# Description of the task
Repeat every entry word for word, but leave the images out of your copy.

────────────────────

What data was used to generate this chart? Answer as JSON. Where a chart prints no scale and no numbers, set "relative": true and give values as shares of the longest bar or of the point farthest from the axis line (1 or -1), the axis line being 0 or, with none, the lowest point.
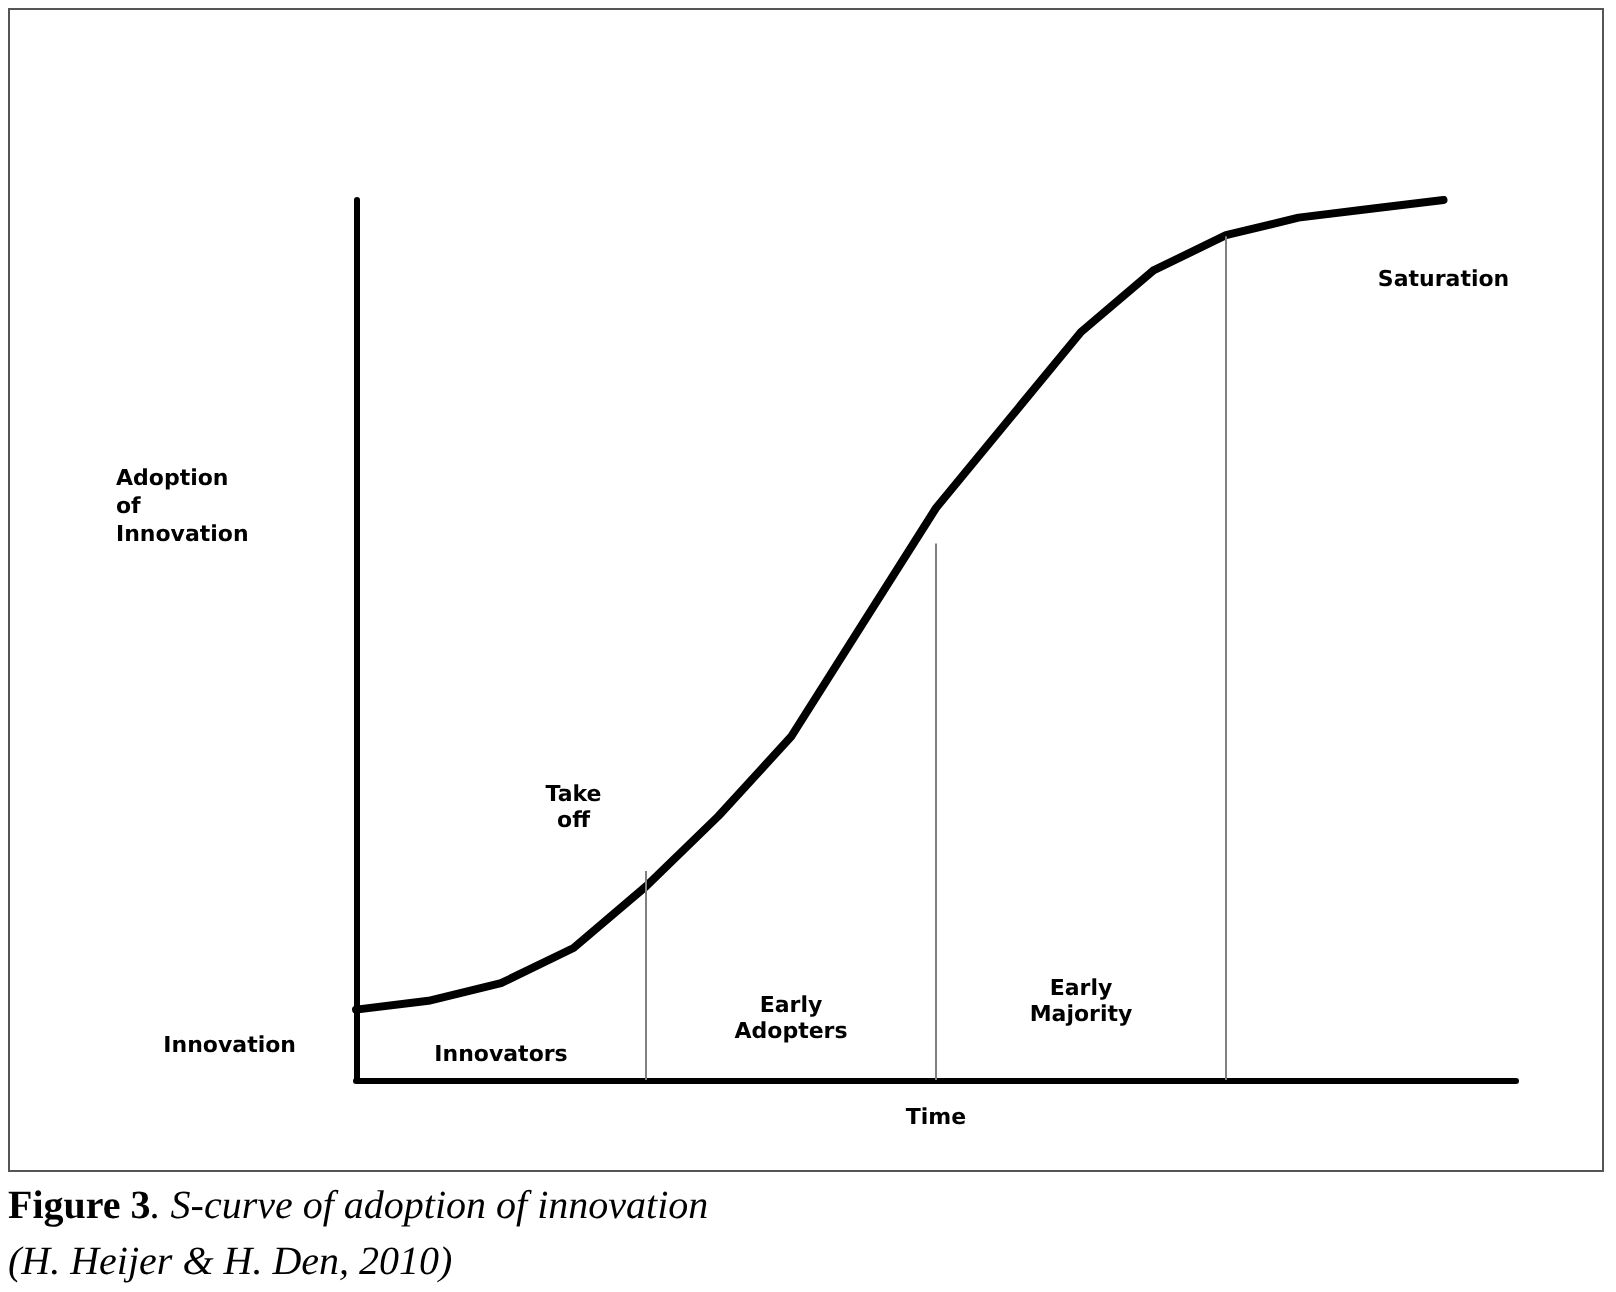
{
  "chart_data": {
    "type": "line",
    "relative": true,
    "xlabel": "Time",
    "categories": [
      null,
      null,
      null,
      null,
      null,
      null,
      null,
      null,
      null,
      null,
      null,
      null,
      null,
      null,
      null,
      null,
      null
    ],
    "series": [
      {
        "color": "#000000",
        "values": [
          0.08,
          0.09,
          0.11,
          0.15,
          0.22,
          0.3,
          0.39,
          0.52,
          0.65,
          0.75,
          0.85,
          0.92,
          0.96,
          0.98,
          0.99,
          1,
          null
        ]
      }
    ],
    "grid": false,
    "marker": "none",
    "line_style": "solid",
    "annotations": [
      "Take off",
      "Innovators",
      "Early Adopters",
      "Early Majority",
      "Saturation",
      "Adoption of Innovation",
      "Innovation",
      "Figure 3. S-curve of adoption of innovation",
      "(H. Heijer & H. Den, 2010)"
    ]
  }
}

────────────────────

# Output of the task
What data was used to generate this chart? Answer as JSON. Where a chart prints no scale and no numbers, set "relative": true and give values as shares of the longest bar or of the point farthest from the axis line (1 or -1), the axis line being 0 or, with none, the lowest point.
{
  "chart_data": {
    "type": "line",
    "relative": true,
    "xlabel": "Time",
    "categories": [
      null,
      null,
      null,
      null,
      null,
      null,
      null,
      null,
      null,
      null,
      null,
      null,
      null,
      null,
      null,
      null,
      null
    ],
    "series": [
      {
        "color": "#000000",
        "values": [
          0.08,
          0.09,
          0.11,
          0.15,
          0.22,
          0.3,
          0.39,
          0.52,
          0.65,
          0.75,
          0.85,
          0.92,
          0.96,
          0.98,
          0.99,
          1,
          null
        ]
      }
    ],
    "grid": false,
    "marker": "none",
    "line_style": "solid",
    "annotations": [
      "Take off",
      "Innovators",
      "Early Adopters",
      "Early Majority",
      "Saturation",
      "Adoption of Innovation",
      "Innovation",
      "Figure 3. S-curve of adoption of innovation",
      "(H. Heijer & H. Den, 2010)"
    ]
  }
}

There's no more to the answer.